Quote all of the data below exactly, please.

::: Records for processing

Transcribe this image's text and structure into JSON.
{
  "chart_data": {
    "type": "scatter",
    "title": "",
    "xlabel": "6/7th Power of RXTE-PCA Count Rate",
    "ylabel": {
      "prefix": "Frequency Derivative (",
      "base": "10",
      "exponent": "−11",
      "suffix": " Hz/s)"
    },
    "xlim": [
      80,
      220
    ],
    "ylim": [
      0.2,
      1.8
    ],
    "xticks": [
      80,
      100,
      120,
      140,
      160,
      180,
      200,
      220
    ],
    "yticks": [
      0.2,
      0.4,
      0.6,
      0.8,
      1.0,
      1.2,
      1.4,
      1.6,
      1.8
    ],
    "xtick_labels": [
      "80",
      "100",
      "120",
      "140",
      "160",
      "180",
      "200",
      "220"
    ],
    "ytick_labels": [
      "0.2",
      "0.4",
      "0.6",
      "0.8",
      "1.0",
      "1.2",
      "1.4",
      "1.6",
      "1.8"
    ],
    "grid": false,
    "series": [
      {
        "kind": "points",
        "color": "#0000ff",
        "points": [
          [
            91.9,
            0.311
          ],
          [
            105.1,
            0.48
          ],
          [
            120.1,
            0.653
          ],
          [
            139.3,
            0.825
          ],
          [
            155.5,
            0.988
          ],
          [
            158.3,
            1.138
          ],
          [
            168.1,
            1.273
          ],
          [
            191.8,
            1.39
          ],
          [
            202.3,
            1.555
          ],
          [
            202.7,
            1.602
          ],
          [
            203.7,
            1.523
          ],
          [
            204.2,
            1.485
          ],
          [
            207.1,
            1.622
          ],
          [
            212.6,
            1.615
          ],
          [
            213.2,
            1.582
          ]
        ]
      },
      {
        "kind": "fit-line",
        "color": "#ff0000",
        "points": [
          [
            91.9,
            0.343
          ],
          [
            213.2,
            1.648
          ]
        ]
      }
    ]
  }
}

::::::

- **Result**:
Transcribe this image's text and structure into JSON.
{
  "chart_data": {
    "type": "scatter",
    "title": "",
    "xlabel": "6/7th Power of RXTE-PCA Count Rate",
    "ylabel": {
      "prefix": "Frequency Derivative (",
      "base": "10",
      "exponent": "−11",
      "suffix": " Hz/s)"
    },
    "xlim": [
      80,
      220
    ],
    "ylim": [
      0.2,
      1.8
    ],
    "xticks": [
      80,
      100,
      120,
      140,
      160,
      180,
      200,
      220
    ],
    "yticks": [
      0.2,
      0.4,
      0.6,
      0.8,
      1.0,
      1.2,
      1.4,
      1.6,
      1.8
    ],
    "xtick_labels": [
      "80",
      "100",
      "120",
      "140",
      "160",
      "180",
      "200",
      "220"
    ],
    "ytick_labels": [
      "0.2",
      "0.4",
      "0.6",
      "0.8",
      "1.0",
      "1.2",
      "1.4",
      "1.6",
      "1.8"
    ],
    "grid": false,
    "series": [
      {
        "kind": "points",
        "color": "#0000ff",
        "points": [
          [
            91.9,
            0.311
          ],
          [
            105.1,
            0.48
          ],
          [
            120.1,
            0.653
          ],
          [
            139.3,
            0.825
          ],
          [
            155.5,
            0.988
          ],
          [
            158.3,
            1.138
          ],
          [
            168.1,
            1.273
          ],
          [
            191.8,
            1.39
          ],
          [
            202.3,
            1.555
          ],
          [
            202.7,
            1.602
          ],
          [
            203.7,
            1.523
          ],
          [
            204.2,
            1.485
          ],
          [
            207.1,
            1.622
          ],
          [
            212.6,
            1.615
          ],
          [
            213.2,
            1.582
          ]
        ]
      },
      {
        "kind": "fit-line",
        "color": "#ff0000",
        "points": [
          [
            91.9,
            0.343
          ],
          [
            213.2,
            1.648
          ]
        ]
      }
    ]
  }
}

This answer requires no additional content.